• What is being asked: Pick up the article about the Indigenous walking tour in Ottawa after its final sentence and continue it.

Photo: Miriam Katawazi

The Decolonizing Together: Indigenous Walking Tour, towards Victoria Island for the Asinabka Film Festival and Solidarity Assembly, started out at the Human Rights Monument in Ottawa for a very specific reason. 

“This spot is a place where a lot of people start their walks or their protests. It’s a great place to start because it reminds us of our rights, it reminds us of our equality and it reminds us that every person has the right to dignity,” explained Indigenous Walks founder and artist Jaime Koebel. 

Koebel said that all her walks begin at the Human Rights Monument. The monument is also important, she added, because it portrays the diversity among Indigenous peoples. On the monument, she explained, the words “rights, equality, and dignity” are written in the 73 different indigenous languages. 

“During the Truth and Reconciliation commission,” Koebel said, “There is a legal document that binds all Canadians to practice reconciliation.” Koebel said that she hopes her walks raise basic awareness of who Indigenous people are and their experiences. 

“The information is there, this is Indigenous people, this is Indigenous land, there’s ways to find that information, but somehow it just sneaks past our radar, for whatever reason it is,” she said.

• Dataset excerpt:
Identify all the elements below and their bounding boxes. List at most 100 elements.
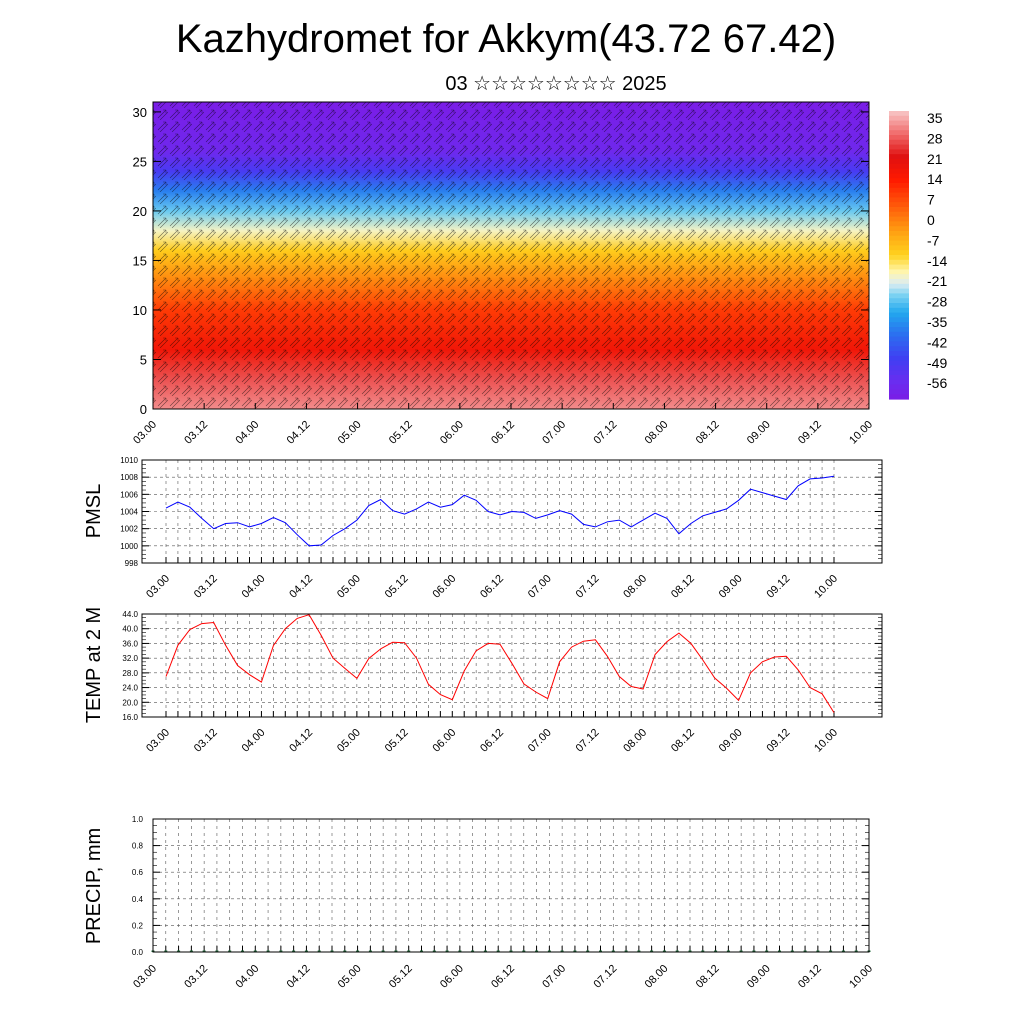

• Response to this exercise:
Koebel added that the purpose of her walks is to assist with healing and reconciliation by providing a resource for Indigenous people and non-Indigenous people. A resource, she said, where they can actively engage in reconciliation. She explained that too often people just pass by information detailing the struggles and experiences Indigenous peoples have faced without noticing it. She added that this is a wider Canadian issue. 

Speaking to the large crowd of over a hundred walkers, Koebel said that that one of the most striking things she has seen in Ottawa is the “huge surge of Indigenous peoples in the arts.” She added that the Asinabka Film Festival is part of this arts movement. 

Indigenous films, at times, also have a hard time attracting mainstream attention, Howard Adler, co-founder of the Asinabka Film Festival said. “Indigenous film sometimes doesn’t get highlighted as much as it could be. It’s important to have space where it is highlighted and where it’s featured,” he explained. 

He added that Mi’kmaq film director Jeff Barnaby had difficulty getting his film Rhymes for Young Ghouls, which was screened last night, into theatres in Ottawa. “He got into Mayfair theatre for four nights. But that’s a very basic run and it’s an amazing, just amazing film. This is just an example of how really good films won’t get the attention that they deserve. This Asinabka Film Festival is an important way to highlight indigenous films.” 

At the soldiadity assembly on Victoria Island, where the walking tour came to an end, visitors heard about the Algonquin history of the Ottawa River valley from Ardoch Algonquin elder and Queen’s University Professor, Robert Lovelace. 

A screening of Barnaby’s film, Rhymes for Young Ghouls, followed the assembly.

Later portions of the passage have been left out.